Output each entry verbatim and exclude every picture from it.

** START Supplied material **

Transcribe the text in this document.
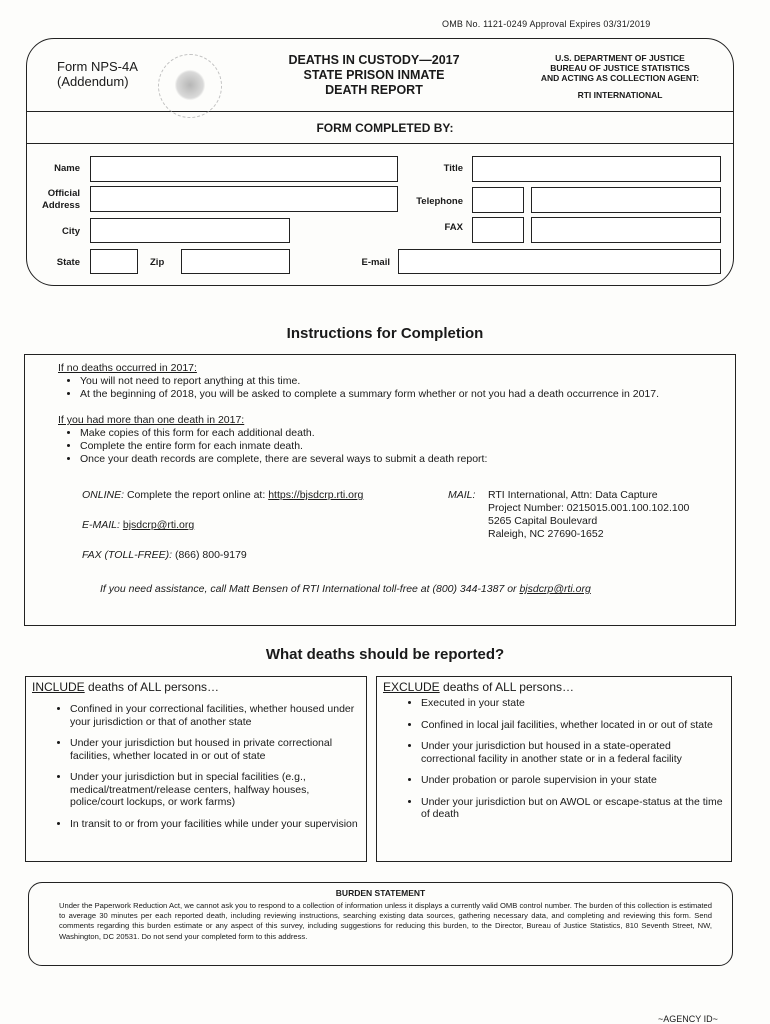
OMB No. 1121-0249 Approval Expires 03/31/2019
Form NPS-4A
(Addendum)
DEATHS IN CUSTODY—2017
STATE PRISON INMATE
DEATH REPORT
U.S. DEPARTMENT OF JUSTICE
BUREAU OF JUSTICE STATISTICS
AND ACTING AS COLLECTION AGENT:
RTI INTERNATIONAL
FORM COMPLETED BY:
Name
Official
Address
City
State	Zip
Title
Telephone
FAX
E-mail
Instructions for Completion
If no deaths occurred in 2017:
• You will not need to report anything at this time.
• At the beginning of 2018, you will be asked to complete a summary form whether or not you had a death occurrence in 2017.
If you had more than one death in 2017:
• Make copies of this form for each additional death.
• Complete the entire form for each inmate death.
• Once your death records are complete, there are several ways to submit a death report:
ONLINE: Complete the report online at: https://bjsdcrp.rti.org
E-MAIL: bjsdcrp@rti.org
FAX (TOLL-FREE): (866) 800-9179
MAIL:	RTI International, Attn: Data Capture
Project Number: 0215015.001.100.102.100
5265 Capital Boulevard
Raleigh, NC 27690-1652
If you need assistance, call Matt Bensen of RTI International toll-free at (800) 344-1387 or bjsdcrp@rti.org
What deaths should be reported?
INCLUDE deaths of ALL persons…
• Confined in your correctional facilities, whether housed under your jurisdiction or that of another state
• Under your jurisdiction but housed in private correctional facilities, whether located in or out of state
• Under your jurisdiction but in special facilities (e.g., medical/treatment/release centers, halfway houses, police/court lockups, or work farms)
• In transit to or from your facilities while under your supervision
EXCLUDE deaths of ALL persons…
• Executed in your state
• Confined in local jail facilities, whether located in or out of state
• Under your jurisdiction but housed in a state-operated correctional facility in another state or in a federal facility
• Under probation or parole supervision in your state
• Under your jurisdiction but on AWOL or escape-status at the time of death
BURDEN STATEMENT
Under the Paperwork Reduction Act, we cannot ask you to respond to a collection of information unless it displays a currently valid OMB control number. The burden of this collection is estimated to average 30 minutes per each reported death, including reviewing instructions, searching existing data sources, gathering necessary data, and completing and reviewing this form. Send comments regarding this burden estimate or any aspect of this survey, including suggestions for reducing this burden, to the Director, Bureau of Justice Statistics, 810 Seventh Street, NW, Washington, DC 20531. Do not send your completed form to this address.
~AGENCY ID~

** END Supplied material **

### Task result:
Transcribe the text in this document.
OMB No. 1121-0249 Approval Expires 03/31/2019
Form NPS-4A
(Addendum)
DEATHS IN CUSTODY—2017
STATE PRISON INMATE
DEATH REPORT
U.S. DEPARTMENT OF JUSTICE
BUREAU OF JUSTICE STATISTICS
AND ACTING AS COLLECTION AGENT:
RTI INTERNATIONAL
FORM COMPLETED BY:
Name
Official
Address
City
State	Zip
Title
Telephone
FAX
E-mail
Instructions for Completion
If no deaths occurred in 2017:
• You will not need to report anything at this time.
• At the beginning of 2018, you will be asked to complete a summary form whether or not you had a death occurrence in 2017.
If you had more than one death in 2017:
• Make copies of this form for each additional death.
• Complete the entire form for each inmate death.
• Once your death records are complete, there are several ways to submit a death report:
ONLINE: Complete the report online at: https://bjsdcrp.rti.org
E-MAIL: bjsdcrp@rti.org
FAX (TOLL-FREE): (866) 800-9179
MAIL:	RTI International, Attn: Data Capture
Project Number: 0215015.001.100.102.100
5265 Capital Boulevard
Raleigh, NC 27690-1652
If you need assistance, call Matt Bensen of RTI International toll-free at (800) 344-1387 or bjsdcrp@rti.org
What deaths should be reported?
INCLUDE deaths of ALL persons…
• Confined in your correctional facilities, whether housed under your jurisdiction or that of another state
• Under your jurisdiction but housed in private correctional facilities, whether located in or out of state
• Under your jurisdiction but in special facilities (e.g., medical/treatment/release centers, halfway houses, police/court lockups, or work farms)
• In transit to or from your facilities while under your supervision
EXCLUDE deaths of ALL persons…
• Executed in your state
• Confined in local jail facilities, whether located in or out of state
• Under your jurisdiction but housed in a state-operated correctional facility in another state or in a federal facility
• Under probation or parole supervision in your state
• Under your jurisdiction but on AWOL or escape-status at the time of death
BURDEN STATEMENT
Under the Paperwork Reduction Act, we cannot ask you to respond to a collection of information unless it displays a currently valid OMB control number. The burden of this collection is estimated to average 30 minutes per each reported death, including reviewing instructions, searching existing data sources, gathering necessary data, and completing and reviewing this form. Send comments regarding this burden estimate or any aspect of this survey, including suggestions for reducing this burden, to the Director, Bureau of Justice Statistics, 810 Seventh Street, NW, Washington, DC 20531. Do not send your completed form to this address.
~AGENCY ID~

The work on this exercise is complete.